-- BEGIN Data shown --
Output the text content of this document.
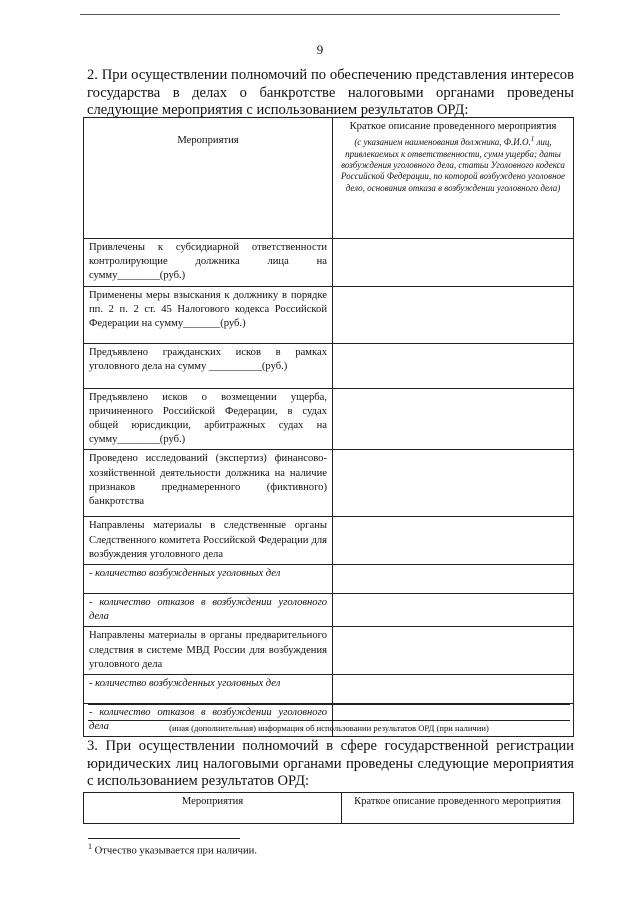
9
2. При осуществлении полномочий по обеспечению представления интересов государства в делах о банкротстве налоговыми органами проведены следующие мероприятия с использованием результатов ОРД:
Мероприятия	Краткое описание проведенного мероприятия
(с указанием наименования должника, Ф.И.О.$^1$ лиц, привлекаемых к ответственности, сумм ущерба; даты возбуждения уголовного дела, статьи Уголовного кодекса Российской Федерации, по которой возбуждено уголовное дело, основания отказа в возбуждении уголовного дела)

Привлечены к субсидиарной ответственности контролирующие должника лица на сумму________(руб.)	
Применены меры взыскания к должнику в порядке пп. 2 п. 2 ст. 45 Налогового кодекса Российской Федерации на сумму_______(руб.)	
Предъявлено гражданских исков в рамках уголовного дела на сумму __________(руб.)	
Предъявлено исков о возмещении ущерба, причиненного Российской Федерации, в судах общей юрисдикции, арбитражных судах на сумму________(руб.)	
Проведено исследований (экспертиз) финансово-хозяйственной деятельности должника на наличие признаков преднамеренного (фиктивного) банкротства	
Направлены материалы в следственные органы Следственного комитета Российской Федерации для возбуждения уголовного дела	
- количество возбужденных уголовных дел	
- количество отказов в возбуждении уголовного дела	
Направлены материалы в органы предварительного следствия в системе МВД России для возбуждения уголовного дела	
- количество возбужденных уголовных дел	
- количество отказов в возбуждении уголовного дела		(иная (дополнительная) информация об использовании результатов ОРД (при наличии)
3. При осуществлении полномочий в сфере государственной регистрации юридических лиц налоговыми органами проведены следующие мероприятия с использованием результатов ОРД:
Мероприятия	Краткое описание проведенного мероприятия
$^1$ Отчество указывается при наличии.
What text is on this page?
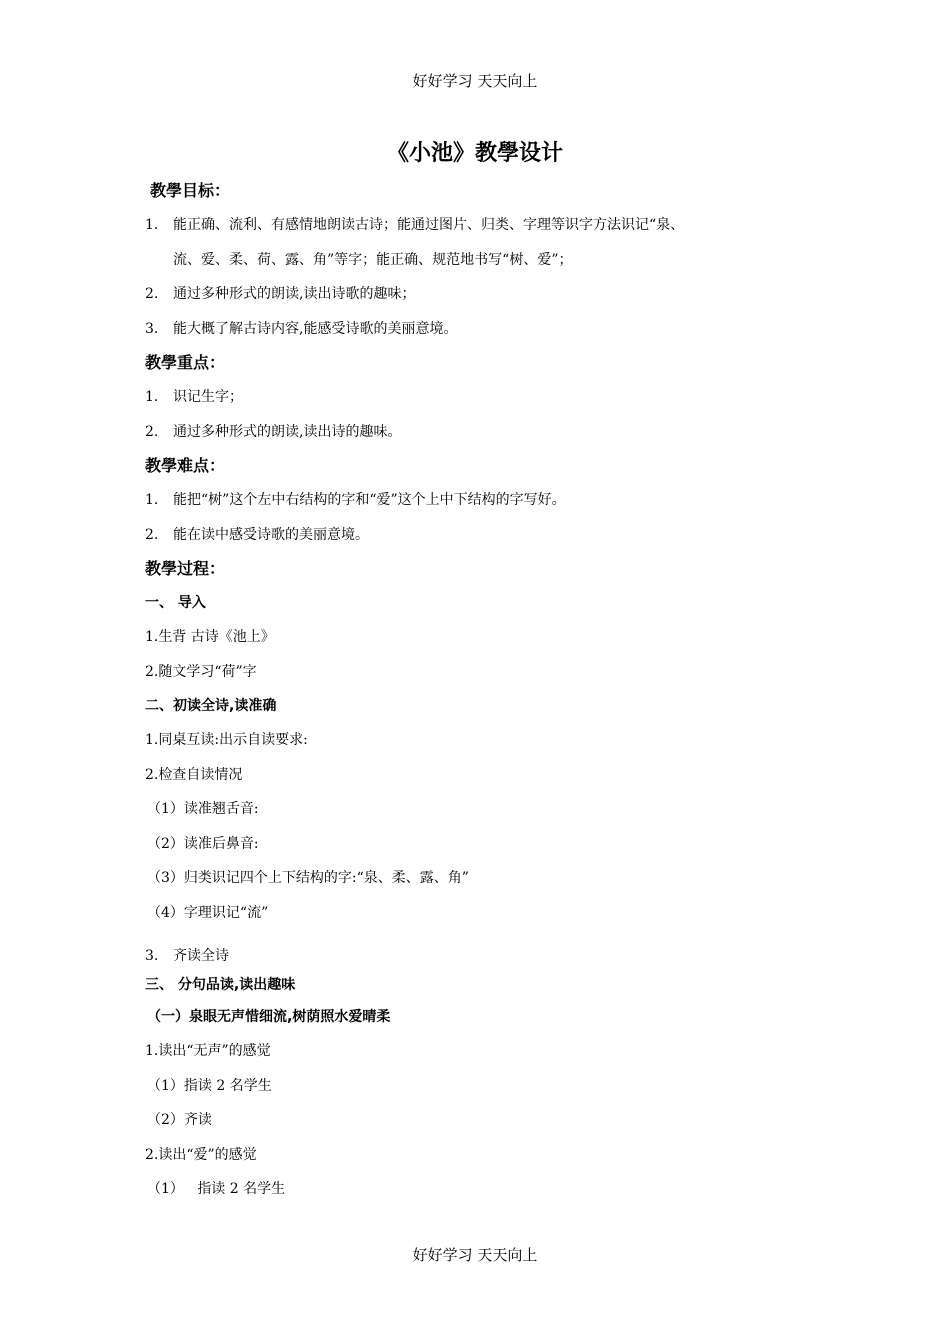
好好学习 天天向上
《小池》教學设计
教學目标：
1. 能正确、流利、有感情地朗读古诗；能通过图片、归类、字理等识字方法识记“泉、
流、爱、柔、荷、露、角”等字；能正确、规范地书写“树、爱”；
2. 通过多种形式的朗读,读出诗歌的趣味；
3. 能大概了解古诗内容,能感受诗歌的美丽意境。
教學重点：
1. 识记生字；
2. 通过多种形式的朗读,读出诗的趣味。
教學难点：
1. 能把“树”这个左中右结构的字和“爱”这个上中下结构的字写好。
2. 能在读中感受诗歌的美丽意境。
教學过程：
一、 导入
1.生背 古诗《池上》
2.随文学习“荷”字
二、初读全诗,读准确
1.同桌互读:出示自读要求:
2.检查自读情况
（1）读准翘舌音:
（2）读准后鼻音:
（3）归类识记四个上下结构的字:“泉、柔、露、角”
（4）字理识记“流”
3. 齐读全诗
三、 分句品读,读出趣味
（一）泉眼无声惜细流,树荫照水爱晴柔
1.读出“无声”的感觉
（1）指读 2 名学生
（2）齐读
2.读出“爱”的感觉
（1）   指读 2 名学生
好好学习 天天向上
-- END Data shown --
■ Description of the task ■
The entries above should be reproduced exactly, without their pictures.

■ Answer to this exercise ■
Output the text content of this document.
9
2. При осуществлении полномочий по обеспечению представления интересов государства в делах о банкротстве налоговыми органами проведены следующие мероприятия с использованием результатов ОРД:
Мероприятия	Краткое описание проведенного мероприятия
(с указанием наименования должника, Ф.И.О.$^1$ лиц, привлекаемых к ответственности, сумм ущерба; даты возбуждения уголовного дела, статьи Уголовного кодекса Российской Федерации, по которой возбуждено уголовное дело, основания отказа в возбуждении уголовного дела)

Привлечены к субсидиарной ответственности контролирующие должника лица на сумму________(руб.)	
Применены меры взыскания к должнику в порядке пп. 2 п. 2 ст. 45 Налогового кодекса Российской Федерации на сумму_______(руб.)	
Предъявлено гражданских исков в рамках уголовного дела на сумму __________(руб.)	
Предъявлено исков о возмещении ущерба, причиненного Российской Федерации, в судах общей юрисдикции, арбитражных судах на сумму________(руб.)	
Проведено исследований (экспертиз) финансово-хозяйственной деятельности должника на наличие признаков преднамеренного (фиктивного) банкротства	
Направлены материалы в следственные органы Следственного комитета Российской Федерации для возбуждения уголовного дела	
- количество возбужденных уголовных дел	
- количество отказов в возбуждении уголовного дела	
Направлены материалы в органы предварительного следствия в системе МВД России для возбуждения уголовного дела	
- количество возбужденных уголовных дел	
- количество отказов в возбуждении уголовного дела		(иная (дополнительная) информация об использовании результатов ОРД (при наличии)
3. При осуществлении полномочий в сфере государственной регистрации юридических лиц налоговыми органами проведены следующие мероприятия с использованием результатов ОРД:
Мероприятия	Краткое описание проведенного мероприятия
$^1$ Отчество указывается при наличии.
What text is on this page?
好好学习 天天向上
《小池》教學设计
教學目标：
1. 能正确、流利、有感情地朗读古诗；能通过图片、归类、字理等识字方法识记“泉、
流、爱、柔、荷、露、角”等字；能正确、规范地书写“树、爱”；
2. 通过多种形式的朗读,读出诗歌的趣味；
3. 能大概了解古诗内容,能感受诗歌的美丽意境。
教學重点：
1. 识记生字；
2. 通过多种形式的朗读,读出诗的趣味。
教學难点：
1. 能把“树”这个左中右结构的字和“爱”这个上中下结构的字写好。
2. 能在读中感受诗歌的美丽意境。
教學过程：
一、 导入
1.生背 古诗《池上》
2.随文学习“荷”字
二、初读全诗,读准确
1.同桌互读:出示自读要求:
2.检查自读情况
（1）读准翘舌音:
（2）读准后鼻音:
（3）归类识记四个上下结构的字:“泉、柔、露、角”
（4）字理识记“流”
3. 齐读全诗
三、 分句品读,读出趣味
（一）泉眼无声惜细流,树荫照水爱晴柔
1.读出“无声”的感觉
（1）指读 2 名学生
（2）齐读
2.读出“爱”的感觉
（1）   指读 2 名学生
好好学习 天天向上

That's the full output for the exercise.